>>
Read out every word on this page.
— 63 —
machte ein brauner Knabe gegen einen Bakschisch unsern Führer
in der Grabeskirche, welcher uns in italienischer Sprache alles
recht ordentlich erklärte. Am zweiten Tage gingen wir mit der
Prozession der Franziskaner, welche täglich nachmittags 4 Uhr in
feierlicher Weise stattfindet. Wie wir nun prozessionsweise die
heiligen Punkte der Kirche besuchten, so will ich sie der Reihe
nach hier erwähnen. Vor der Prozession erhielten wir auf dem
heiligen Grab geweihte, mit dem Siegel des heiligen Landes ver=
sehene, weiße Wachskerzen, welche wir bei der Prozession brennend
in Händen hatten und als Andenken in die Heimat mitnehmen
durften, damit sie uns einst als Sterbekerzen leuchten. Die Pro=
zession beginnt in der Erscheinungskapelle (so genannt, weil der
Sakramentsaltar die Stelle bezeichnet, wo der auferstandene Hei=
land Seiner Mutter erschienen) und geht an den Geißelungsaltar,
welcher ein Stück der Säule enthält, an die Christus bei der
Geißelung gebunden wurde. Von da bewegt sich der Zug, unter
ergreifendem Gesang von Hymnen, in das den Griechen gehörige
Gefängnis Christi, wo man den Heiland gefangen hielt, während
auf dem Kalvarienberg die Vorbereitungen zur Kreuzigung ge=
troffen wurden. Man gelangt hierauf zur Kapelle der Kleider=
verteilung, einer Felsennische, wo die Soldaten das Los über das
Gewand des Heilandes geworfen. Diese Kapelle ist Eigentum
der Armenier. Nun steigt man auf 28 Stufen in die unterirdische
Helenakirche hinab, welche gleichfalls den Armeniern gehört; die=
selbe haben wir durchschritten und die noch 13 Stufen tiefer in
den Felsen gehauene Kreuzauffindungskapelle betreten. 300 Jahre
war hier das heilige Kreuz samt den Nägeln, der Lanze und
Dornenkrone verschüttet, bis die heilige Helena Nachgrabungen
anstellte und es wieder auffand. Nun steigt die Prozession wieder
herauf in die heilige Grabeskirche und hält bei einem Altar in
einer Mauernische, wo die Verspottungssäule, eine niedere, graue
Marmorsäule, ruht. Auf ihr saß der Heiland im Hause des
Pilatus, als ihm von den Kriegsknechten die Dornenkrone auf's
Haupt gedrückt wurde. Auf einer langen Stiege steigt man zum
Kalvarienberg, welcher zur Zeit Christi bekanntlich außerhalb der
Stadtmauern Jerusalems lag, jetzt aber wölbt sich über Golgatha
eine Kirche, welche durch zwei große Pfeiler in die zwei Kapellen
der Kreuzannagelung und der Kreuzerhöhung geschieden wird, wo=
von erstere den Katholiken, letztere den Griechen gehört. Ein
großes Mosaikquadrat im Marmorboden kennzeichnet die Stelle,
<<
* _What is needed_: Look through the entries above for the word "welcher". Copy every line where it shows up.

* _Exercise output_:
in der Grabeskirche, welcher uns in italienischer Sprache alles
welcher ein Stück der Säule enthält, an die Christus bei der
Kalvarienberg, welcher zur Zeit Christi bekanntlich außerhalb der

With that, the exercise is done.